- [TASK DIRECTIONS]
Gather all lines from the material that contain "name".

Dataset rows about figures
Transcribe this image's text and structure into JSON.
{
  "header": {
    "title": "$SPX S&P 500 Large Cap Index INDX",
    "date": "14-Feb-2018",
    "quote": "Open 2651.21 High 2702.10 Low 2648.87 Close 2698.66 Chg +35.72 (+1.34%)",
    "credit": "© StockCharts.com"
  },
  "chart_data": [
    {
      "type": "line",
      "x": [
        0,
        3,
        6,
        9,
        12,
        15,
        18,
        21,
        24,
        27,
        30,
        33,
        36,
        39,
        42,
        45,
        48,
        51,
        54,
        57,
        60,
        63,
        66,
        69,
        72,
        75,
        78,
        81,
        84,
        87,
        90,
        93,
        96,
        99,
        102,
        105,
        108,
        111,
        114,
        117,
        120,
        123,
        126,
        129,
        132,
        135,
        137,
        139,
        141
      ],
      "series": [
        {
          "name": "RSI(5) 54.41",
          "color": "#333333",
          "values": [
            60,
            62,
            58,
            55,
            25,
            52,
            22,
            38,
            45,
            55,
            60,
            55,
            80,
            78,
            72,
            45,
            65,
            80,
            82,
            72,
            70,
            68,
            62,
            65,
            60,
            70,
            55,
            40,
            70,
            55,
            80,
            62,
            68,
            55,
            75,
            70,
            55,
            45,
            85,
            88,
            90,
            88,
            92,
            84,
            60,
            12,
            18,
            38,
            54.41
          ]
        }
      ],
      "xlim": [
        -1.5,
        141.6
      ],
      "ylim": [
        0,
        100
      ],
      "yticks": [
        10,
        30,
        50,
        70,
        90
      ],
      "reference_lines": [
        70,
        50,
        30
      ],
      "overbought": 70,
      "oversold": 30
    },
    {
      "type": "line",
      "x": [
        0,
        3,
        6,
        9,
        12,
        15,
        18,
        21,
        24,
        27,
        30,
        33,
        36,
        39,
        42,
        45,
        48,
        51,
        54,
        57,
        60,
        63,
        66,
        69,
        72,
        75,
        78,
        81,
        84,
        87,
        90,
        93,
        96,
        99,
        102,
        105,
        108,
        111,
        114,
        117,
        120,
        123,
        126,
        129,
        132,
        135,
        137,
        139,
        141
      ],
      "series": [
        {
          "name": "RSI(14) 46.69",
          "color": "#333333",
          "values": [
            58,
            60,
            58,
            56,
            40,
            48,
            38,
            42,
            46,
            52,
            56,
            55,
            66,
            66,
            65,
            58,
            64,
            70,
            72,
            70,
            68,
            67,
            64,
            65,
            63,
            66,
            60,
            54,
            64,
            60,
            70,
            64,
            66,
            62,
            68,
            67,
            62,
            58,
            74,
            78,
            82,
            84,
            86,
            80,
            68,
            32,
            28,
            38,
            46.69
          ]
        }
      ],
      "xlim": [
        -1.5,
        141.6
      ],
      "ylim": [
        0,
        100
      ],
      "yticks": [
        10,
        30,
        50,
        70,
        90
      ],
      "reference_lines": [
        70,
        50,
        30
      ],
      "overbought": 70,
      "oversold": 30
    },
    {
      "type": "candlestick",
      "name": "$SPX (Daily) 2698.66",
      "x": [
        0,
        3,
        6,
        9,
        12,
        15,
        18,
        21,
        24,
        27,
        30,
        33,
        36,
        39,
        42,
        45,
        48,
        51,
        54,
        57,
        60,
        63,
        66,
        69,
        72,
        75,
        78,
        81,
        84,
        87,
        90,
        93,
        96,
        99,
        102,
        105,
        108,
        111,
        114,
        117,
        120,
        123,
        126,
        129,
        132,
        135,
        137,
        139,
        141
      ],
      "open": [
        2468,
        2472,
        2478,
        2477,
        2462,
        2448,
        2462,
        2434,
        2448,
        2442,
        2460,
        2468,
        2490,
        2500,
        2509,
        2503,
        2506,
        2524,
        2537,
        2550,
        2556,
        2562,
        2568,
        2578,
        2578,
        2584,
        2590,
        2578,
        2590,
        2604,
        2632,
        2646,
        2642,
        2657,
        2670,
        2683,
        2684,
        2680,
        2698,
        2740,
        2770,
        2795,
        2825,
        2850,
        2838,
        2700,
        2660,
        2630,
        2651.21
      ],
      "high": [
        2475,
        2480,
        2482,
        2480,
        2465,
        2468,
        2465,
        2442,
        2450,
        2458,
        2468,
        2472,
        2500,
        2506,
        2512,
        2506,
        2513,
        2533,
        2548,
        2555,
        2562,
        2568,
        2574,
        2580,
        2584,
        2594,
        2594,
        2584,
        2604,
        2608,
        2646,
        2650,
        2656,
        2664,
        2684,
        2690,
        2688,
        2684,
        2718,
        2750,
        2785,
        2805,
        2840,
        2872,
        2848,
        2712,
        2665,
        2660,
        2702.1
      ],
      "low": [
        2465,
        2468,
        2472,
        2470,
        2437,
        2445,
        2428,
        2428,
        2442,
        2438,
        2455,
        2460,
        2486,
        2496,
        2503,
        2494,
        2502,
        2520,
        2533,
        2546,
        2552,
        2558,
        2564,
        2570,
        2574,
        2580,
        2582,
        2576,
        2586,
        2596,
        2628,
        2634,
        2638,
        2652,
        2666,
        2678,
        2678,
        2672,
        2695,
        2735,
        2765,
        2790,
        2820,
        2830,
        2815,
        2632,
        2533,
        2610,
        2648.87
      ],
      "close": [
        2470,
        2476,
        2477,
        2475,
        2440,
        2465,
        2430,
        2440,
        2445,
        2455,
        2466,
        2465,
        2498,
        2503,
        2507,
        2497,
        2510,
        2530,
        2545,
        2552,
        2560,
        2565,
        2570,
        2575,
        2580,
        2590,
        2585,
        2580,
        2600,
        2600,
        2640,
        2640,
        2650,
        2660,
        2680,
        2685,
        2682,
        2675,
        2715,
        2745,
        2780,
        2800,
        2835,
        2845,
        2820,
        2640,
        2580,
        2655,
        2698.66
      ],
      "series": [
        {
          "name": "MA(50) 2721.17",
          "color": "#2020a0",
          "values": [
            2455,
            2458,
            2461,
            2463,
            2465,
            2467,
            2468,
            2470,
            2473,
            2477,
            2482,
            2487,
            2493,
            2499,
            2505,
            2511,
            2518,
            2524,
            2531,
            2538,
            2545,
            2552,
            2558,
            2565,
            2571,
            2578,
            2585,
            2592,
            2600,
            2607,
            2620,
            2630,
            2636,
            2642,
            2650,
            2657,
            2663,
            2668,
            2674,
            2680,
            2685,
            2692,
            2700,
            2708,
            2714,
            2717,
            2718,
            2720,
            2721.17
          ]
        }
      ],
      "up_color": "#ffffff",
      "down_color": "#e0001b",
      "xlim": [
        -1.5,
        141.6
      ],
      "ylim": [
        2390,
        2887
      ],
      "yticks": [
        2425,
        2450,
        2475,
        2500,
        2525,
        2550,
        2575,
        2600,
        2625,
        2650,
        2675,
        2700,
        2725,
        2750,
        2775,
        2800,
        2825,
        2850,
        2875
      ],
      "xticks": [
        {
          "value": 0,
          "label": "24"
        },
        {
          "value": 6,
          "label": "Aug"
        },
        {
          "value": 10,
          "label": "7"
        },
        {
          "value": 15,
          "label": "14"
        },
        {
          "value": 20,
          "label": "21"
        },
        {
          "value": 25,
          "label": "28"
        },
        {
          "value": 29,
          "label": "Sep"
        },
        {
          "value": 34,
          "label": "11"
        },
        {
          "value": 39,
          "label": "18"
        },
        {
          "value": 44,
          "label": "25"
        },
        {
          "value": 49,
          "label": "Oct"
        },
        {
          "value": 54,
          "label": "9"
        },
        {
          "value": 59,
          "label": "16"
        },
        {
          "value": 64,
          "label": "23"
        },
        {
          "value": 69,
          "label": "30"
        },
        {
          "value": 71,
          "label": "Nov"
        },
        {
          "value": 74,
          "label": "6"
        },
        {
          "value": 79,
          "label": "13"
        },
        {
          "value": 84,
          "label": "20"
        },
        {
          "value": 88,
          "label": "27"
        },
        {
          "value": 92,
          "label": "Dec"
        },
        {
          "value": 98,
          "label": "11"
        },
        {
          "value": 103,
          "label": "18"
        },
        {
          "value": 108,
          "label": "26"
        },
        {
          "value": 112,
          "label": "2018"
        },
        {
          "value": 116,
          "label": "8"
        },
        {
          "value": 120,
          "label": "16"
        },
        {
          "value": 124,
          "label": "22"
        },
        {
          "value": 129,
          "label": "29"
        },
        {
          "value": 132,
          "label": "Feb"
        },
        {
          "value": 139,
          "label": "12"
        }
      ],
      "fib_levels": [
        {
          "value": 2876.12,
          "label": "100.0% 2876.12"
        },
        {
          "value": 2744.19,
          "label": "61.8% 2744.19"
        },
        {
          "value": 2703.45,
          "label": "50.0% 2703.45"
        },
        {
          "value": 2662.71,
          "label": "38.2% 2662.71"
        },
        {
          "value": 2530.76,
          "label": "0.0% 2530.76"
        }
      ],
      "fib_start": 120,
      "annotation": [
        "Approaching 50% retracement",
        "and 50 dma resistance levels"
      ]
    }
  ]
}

- [SOLUTION TO THE EXERCISE]
          "name": "RSI(5) 54.41",
          "name": "RSI(14) 46.69",
      "name": "$SPX (Daily) 2698.66",
          "name": "MA(50) 2721.17",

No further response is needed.